* _TASK DATA_
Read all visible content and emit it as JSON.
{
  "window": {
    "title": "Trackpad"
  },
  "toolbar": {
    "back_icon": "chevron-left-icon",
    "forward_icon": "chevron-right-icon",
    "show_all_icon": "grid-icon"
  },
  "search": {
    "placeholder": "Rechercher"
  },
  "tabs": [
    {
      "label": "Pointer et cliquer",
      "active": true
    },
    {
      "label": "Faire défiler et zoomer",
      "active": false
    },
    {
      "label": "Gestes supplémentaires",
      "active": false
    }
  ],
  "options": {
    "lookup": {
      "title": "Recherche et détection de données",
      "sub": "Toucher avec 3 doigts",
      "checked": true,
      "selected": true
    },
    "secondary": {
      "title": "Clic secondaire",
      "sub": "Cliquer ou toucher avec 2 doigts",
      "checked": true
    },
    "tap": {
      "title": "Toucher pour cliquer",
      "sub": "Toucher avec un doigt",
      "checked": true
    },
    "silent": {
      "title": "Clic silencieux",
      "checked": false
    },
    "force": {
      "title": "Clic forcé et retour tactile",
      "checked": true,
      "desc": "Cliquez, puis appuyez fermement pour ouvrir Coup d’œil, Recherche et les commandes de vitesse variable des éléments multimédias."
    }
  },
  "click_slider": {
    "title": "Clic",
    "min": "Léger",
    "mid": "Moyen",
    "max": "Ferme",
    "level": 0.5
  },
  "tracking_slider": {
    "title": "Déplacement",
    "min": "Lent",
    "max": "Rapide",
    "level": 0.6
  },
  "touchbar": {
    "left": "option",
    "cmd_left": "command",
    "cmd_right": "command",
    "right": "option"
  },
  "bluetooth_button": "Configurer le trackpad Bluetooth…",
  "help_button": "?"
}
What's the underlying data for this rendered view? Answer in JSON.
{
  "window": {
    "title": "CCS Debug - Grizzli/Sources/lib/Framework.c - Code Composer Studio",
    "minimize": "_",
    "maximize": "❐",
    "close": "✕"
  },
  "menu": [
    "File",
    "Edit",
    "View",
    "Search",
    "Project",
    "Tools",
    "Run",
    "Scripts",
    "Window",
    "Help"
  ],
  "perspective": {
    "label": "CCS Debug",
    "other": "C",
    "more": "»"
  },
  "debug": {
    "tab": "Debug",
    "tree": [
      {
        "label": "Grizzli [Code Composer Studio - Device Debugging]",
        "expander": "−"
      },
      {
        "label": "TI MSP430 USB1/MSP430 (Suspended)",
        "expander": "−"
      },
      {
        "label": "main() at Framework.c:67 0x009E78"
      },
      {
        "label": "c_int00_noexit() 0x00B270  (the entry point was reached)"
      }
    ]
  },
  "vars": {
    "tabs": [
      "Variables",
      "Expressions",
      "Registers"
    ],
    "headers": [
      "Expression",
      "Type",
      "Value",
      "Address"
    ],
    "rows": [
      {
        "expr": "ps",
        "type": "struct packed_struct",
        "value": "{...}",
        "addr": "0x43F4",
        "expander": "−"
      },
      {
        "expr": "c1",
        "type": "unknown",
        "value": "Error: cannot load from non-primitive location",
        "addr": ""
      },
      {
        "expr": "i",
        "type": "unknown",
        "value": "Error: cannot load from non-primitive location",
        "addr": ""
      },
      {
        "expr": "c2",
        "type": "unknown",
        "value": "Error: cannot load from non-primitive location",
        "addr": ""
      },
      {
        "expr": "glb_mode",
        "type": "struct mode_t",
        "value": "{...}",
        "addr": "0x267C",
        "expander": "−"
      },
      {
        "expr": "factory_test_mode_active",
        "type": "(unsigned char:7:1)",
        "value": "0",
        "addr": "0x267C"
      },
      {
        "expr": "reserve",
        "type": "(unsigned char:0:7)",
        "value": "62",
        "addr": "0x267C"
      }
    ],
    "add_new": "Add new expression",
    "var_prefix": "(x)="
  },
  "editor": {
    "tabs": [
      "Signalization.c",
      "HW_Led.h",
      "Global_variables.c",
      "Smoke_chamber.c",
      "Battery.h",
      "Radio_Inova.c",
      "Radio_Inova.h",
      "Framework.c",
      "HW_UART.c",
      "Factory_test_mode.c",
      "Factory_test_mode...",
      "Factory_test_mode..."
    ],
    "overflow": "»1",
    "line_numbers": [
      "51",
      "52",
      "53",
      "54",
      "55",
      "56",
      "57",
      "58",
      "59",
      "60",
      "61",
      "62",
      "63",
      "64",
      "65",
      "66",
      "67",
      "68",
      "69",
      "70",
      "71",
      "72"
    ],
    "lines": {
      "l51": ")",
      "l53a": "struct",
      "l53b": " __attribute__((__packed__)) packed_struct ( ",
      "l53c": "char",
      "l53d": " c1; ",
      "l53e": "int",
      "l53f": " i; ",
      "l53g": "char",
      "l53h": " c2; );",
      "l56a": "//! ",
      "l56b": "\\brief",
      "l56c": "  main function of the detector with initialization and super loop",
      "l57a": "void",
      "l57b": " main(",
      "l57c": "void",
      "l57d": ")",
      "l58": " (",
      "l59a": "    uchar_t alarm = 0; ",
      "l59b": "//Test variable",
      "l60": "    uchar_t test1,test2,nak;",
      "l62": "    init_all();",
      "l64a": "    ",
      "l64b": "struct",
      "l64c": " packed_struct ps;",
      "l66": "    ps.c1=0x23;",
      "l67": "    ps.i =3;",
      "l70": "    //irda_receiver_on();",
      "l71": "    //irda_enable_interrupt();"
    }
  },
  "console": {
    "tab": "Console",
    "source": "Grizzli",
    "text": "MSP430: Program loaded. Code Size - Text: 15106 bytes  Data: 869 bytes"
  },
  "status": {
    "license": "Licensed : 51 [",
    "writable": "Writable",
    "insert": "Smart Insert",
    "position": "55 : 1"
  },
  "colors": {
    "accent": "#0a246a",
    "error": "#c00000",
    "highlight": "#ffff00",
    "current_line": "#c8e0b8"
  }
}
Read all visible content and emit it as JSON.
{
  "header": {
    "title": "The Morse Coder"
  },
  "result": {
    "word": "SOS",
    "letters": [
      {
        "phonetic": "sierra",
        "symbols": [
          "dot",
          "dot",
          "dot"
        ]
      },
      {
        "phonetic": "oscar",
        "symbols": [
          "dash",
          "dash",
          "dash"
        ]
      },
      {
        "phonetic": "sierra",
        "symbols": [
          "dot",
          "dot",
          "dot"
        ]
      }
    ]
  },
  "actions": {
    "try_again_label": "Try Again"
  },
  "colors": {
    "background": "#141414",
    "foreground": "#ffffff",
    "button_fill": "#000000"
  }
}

* _SET PROBLEM_
Print the whole listing exactly as it is.

* _FINISHED TASK_
Read all visible content and emit it as JSON.
{
  "window": {
    "title": "Trackpad"
  },
  "toolbar": {
    "back_icon": "chevron-left-icon",
    "forward_icon": "chevron-right-icon",
    "show_all_icon": "grid-icon"
  },
  "search": {
    "placeholder": "Rechercher"
  },
  "tabs": [
    {
      "label": "Pointer et cliquer",
      "active": true
    },
    {
      "label": "Faire défiler et zoomer",
      "active": false
    },
    {
      "label": "Gestes supplémentaires",
      "active": false
    }
  ],
  "options": {
    "lookup": {
      "title": "Recherche et détection de données",
      "sub": "Toucher avec 3 doigts",
      "checked": true,
      "selected": true
    },
    "secondary": {
      "title": "Clic secondaire",
      "sub": "Cliquer ou toucher avec 2 doigts",
      "checked": true
    },
    "tap": {
      "title": "Toucher pour cliquer",
      "sub": "Toucher avec un doigt",
      "checked": true
    },
    "silent": {
      "title": "Clic silencieux",
      "checked": false
    },
    "force": {
      "title": "Clic forcé et retour tactile",
      "checked": true,
      "desc": "Cliquez, puis appuyez fermement pour ouvrir Coup d’œil, Recherche et les commandes de vitesse variable des éléments multimédias."
    }
  },
  "click_slider": {
    "title": "Clic",
    "min": "Léger",
    "mid": "Moyen",
    "max": "Ferme",
    "level": 0.5
  },
  "tracking_slider": {
    "title": "Déplacement",
    "min": "Lent",
    "max": "Rapide",
    "level": 0.6
  },
  "touchbar": {
    "left": "option",
    "cmd_left": "command",
    "cmd_right": "command",
    "right": "option"
  },
  "bluetooth_button": "Configurer le trackpad Bluetooth…",
  "help_button": "?"
}
What's the underlying data for this rendered view? Answer in JSON.
{
  "window": {
    "title": "CCS Debug - Grizzli/Sources/lib/Framework.c - Code Composer Studio",
    "minimize": "_",
    "maximize": "❐",
    "close": "✕"
  },
  "menu": [
    "File",
    "Edit",
    "View",
    "Search",
    "Project",
    "Tools",
    "Run",
    "Scripts",
    "Window",
    "Help"
  ],
  "perspective": {
    "label": "CCS Debug",
    "other": "C",
    "more": "»"
  },
  "debug": {
    "tab": "Debug",
    "tree": [
      {
        "label": "Grizzli [Code Composer Studio - Device Debugging]",
        "expander": "−"
      },
      {
        "label": "TI MSP430 USB1/MSP430 (Suspended)",
        "expander": "−"
      },
      {
        "label": "main() at Framework.c:67 0x009E78"
      },
      {
        "label": "c_int00_noexit() 0x00B270  (the entry point was reached)"
      }
    ]
  },
  "vars": {
    "tabs": [
      "Variables",
      "Expressions",
      "Registers"
    ],
    "headers": [
      "Expression",
      "Type",
      "Value",
      "Address"
    ],
    "rows": [
      {
        "expr": "ps",
        "type": "struct packed_struct",
        "value": "{...}",
        "addr": "0x43F4",
        "expander": "−"
      },
      {
        "expr": "c1",
        "type": "unknown",
        "value": "Error: cannot load from non-primitive location",
        "addr": ""
      },
      {
        "expr": "i",
        "type": "unknown",
        "value": "Error: cannot load from non-primitive location",
        "addr": ""
      },
      {
        "expr": "c2",
        "type": "unknown",
        "value": "Error: cannot load from non-primitive location",
        "addr": ""
      },
      {
        "expr": "glb_mode",
        "type": "struct mode_t",
        "value": "{...}",
        "addr": "0x267C",
        "expander": "−"
      },
      {
        "expr": "factory_test_mode_active",
        "type": "(unsigned char:7:1)",
        "value": "0",
        "addr": "0x267C"
      },
      {
        "expr": "reserve",
        "type": "(unsigned char:0:7)",
        "value": "62",
        "addr": "0x267C"
      }
    ],
    "add_new": "Add new expression",
    "var_prefix": "(x)="
  },
  "editor": {
    "tabs": [
      "Signalization.c",
      "HW_Led.h",
      "Global_variables.c",
      "Smoke_chamber.c",
      "Battery.h",
      "Radio_Inova.c",
      "Radio_Inova.h",
      "Framework.c",
      "HW_UART.c",
      "Factory_test_mode.c",
      "Factory_test_mode...",
      "Factory_test_mode..."
    ],
    "overflow": "»1",
    "line_numbers": [
      "51",
      "52",
      "53",
      "54",
      "55",
      "56",
      "57",
      "58",
      "59",
      "60",
      "61",
      "62",
      "63",
      "64",
      "65",
      "66",
      "67",
      "68",
      "69",
      "70",
      "71",
      "72"
    ],
    "lines": {
      "l51": ")",
      "l53a": "struct",
      "l53b": " __attribute__((__packed__)) packed_struct ( ",
      "l53c": "char",
      "l53d": " c1; ",
      "l53e": "int",
      "l53f": " i; ",
      "l53g": "char",
      "l53h": " c2; );",
      "l56a": "//! ",
      "l56b": "\\brief",
      "l56c": "  main function of the detector with initialization and super loop",
      "l57a": "void",
      "l57b": " main(",
      "l57c": "void",
      "l57d": ")",
      "l58": " (",
      "l59a": "    uchar_t alarm = 0; ",
      "l59b": "//Test variable",
      "l60": "    uchar_t test1,test2,nak;",
      "l62": "    init_all();",
      "l64a": "    ",
      "l64b": "struct",
      "l64c": " packed_struct ps;",
      "l66": "    ps.c1=0x23;",
      "l67": "    ps.i =3;",
      "l70": "    //irda_receiver_on();",
      "l71": "    //irda_enable_interrupt();"
    }
  },
  "console": {
    "tab": "Console",
    "source": "Grizzli",
    "text": "MSP430: Program loaded. Code Size - Text: 15106 bytes  Data: 869 bytes"
  },
  "status": {
    "license": "Licensed : 51 [",
    "writable": "Writable",
    "insert": "Smart Insert",
    "position": "55 : 1"
  },
  "colors": {
    "accent": "#0a246a",
    "error": "#c00000",
    "highlight": "#ffff00",
    "current_line": "#c8e0b8"
  }
}
Read all visible content and emit it as JSON.
{
  "header": {
    "title": "The Morse Coder"
  },
  "result": {
    "word": "SOS",
    "letters": [
      {
        "phonetic": "sierra",
        "symbols": [
          "dot",
          "dot",
          "dot"
        ]
      },
      {
        "phonetic": "oscar",
        "symbols": [
          "dash",
          "dash",
          "dash"
        ]
      },
      {
        "phonetic": "sierra",
        "symbols": [
          "dot",
          "dot",
          "dot"
        ]
      }
    ]
  },
  "actions": {
    "try_again_label": "Try Again"
  },
  "colors": {
    "background": "#141414",
    "foreground": "#ffffff",
    "button_fill": "#000000"
  }
}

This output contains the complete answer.